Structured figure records

+---+

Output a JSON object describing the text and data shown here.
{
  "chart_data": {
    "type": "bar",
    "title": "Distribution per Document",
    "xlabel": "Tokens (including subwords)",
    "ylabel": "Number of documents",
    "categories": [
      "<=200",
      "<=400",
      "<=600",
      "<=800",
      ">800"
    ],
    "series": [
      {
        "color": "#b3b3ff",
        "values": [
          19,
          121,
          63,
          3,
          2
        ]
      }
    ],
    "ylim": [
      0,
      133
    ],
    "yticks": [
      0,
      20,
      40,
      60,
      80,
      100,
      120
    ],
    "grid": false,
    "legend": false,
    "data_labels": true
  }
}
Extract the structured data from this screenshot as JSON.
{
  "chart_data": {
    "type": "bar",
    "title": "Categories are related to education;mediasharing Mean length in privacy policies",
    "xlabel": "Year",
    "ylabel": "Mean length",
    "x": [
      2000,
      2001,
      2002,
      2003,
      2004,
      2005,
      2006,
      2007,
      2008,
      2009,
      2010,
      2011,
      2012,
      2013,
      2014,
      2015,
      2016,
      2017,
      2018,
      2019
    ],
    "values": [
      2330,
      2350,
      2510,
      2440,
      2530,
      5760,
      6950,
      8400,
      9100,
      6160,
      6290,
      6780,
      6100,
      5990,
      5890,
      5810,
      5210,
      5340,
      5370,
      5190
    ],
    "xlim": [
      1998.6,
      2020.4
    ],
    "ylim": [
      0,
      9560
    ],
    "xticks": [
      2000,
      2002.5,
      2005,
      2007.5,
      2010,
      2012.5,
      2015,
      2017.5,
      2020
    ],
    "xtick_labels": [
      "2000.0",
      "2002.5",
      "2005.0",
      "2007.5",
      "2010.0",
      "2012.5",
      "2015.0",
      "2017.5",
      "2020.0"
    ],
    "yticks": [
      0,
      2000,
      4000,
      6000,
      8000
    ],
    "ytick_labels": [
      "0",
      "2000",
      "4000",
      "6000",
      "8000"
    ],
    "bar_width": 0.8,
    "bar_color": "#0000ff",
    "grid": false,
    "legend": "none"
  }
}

+---+

### Required task
Exact output of every entry is required.

### The reply
Output a JSON object describing the text and data shown here.
{
  "chart_data": {
    "type": "bar",
    "title": "Distribution per Document",
    "xlabel": "Tokens (including subwords)",
    "ylabel": "Number of documents",
    "categories": [
      "<=200",
      "<=400",
      "<=600",
      "<=800",
      ">800"
    ],
    "series": [
      {
        "color": "#b3b3ff",
        "values": [
          19,
          121,
          63,
          3,
          2
        ]
      }
    ],
    "ylim": [
      0,
      133
    ],
    "yticks": [
      0,
      20,
      40,
      60,
      80,
      100,
      120
    ],
    "grid": false,
    "legend": false,
    "data_labels": true
  }
}
Extract the structured data from this screenshot as JSON.
{
  "chart_data": {
    "type": "bar",
    "title": "Categories are related to education;mediasharing Mean length in privacy policies",
    "xlabel": "Year",
    "ylabel": "Mean length",
    "x": [
      2000,
      2001,
      2002,
      2003,
      2004,
      2005,
      2006,
      2007,
      2008,
      2009,
      2010,
      2011,
      2012,
      2013,
      2014,
      2015,
      2016,
      2017,
      2018,
      2019
    ],
    "values": [
      2330,
      2350,
      2510,
      2440,
      2530,
      5760,
      6950,
      8400,
      9100,
      6160,
      6290,
      6780,
      6100,
      5990,
      5890,
      5810,
      5210,
      5340,
      5370,
      5190
    ],
    "xlim": [
      1998.6,
      2020.4
    ],
    "ylim": [
      0,
      9560
    ],
    "xticks": [
      2000,
      2002.5,
      2005,
      2007.5,
      2010,
      2012.5,
      2015,
      2017.5,
      2020
    ],
    "xtick_labels": [
      "2000.0",
      "2002.5",
      "2005.0",
      "2007.5",
      "2010.0",
      "2012.5",
      "2015.0",
      "2017.5",
      "2020.0"
    ],
    "yticks": [
      0,
      2000,
      4000,
      6000,
      8000
    ],
    "ytick_labels": [
      "0",
      "2000",
      "4000",
      "6000",
      "8000"
    ],
    "bar_width": 0.8,
    "bar_color": "#0000ff",
    "grid": false,
    "legend": "none"
  }
}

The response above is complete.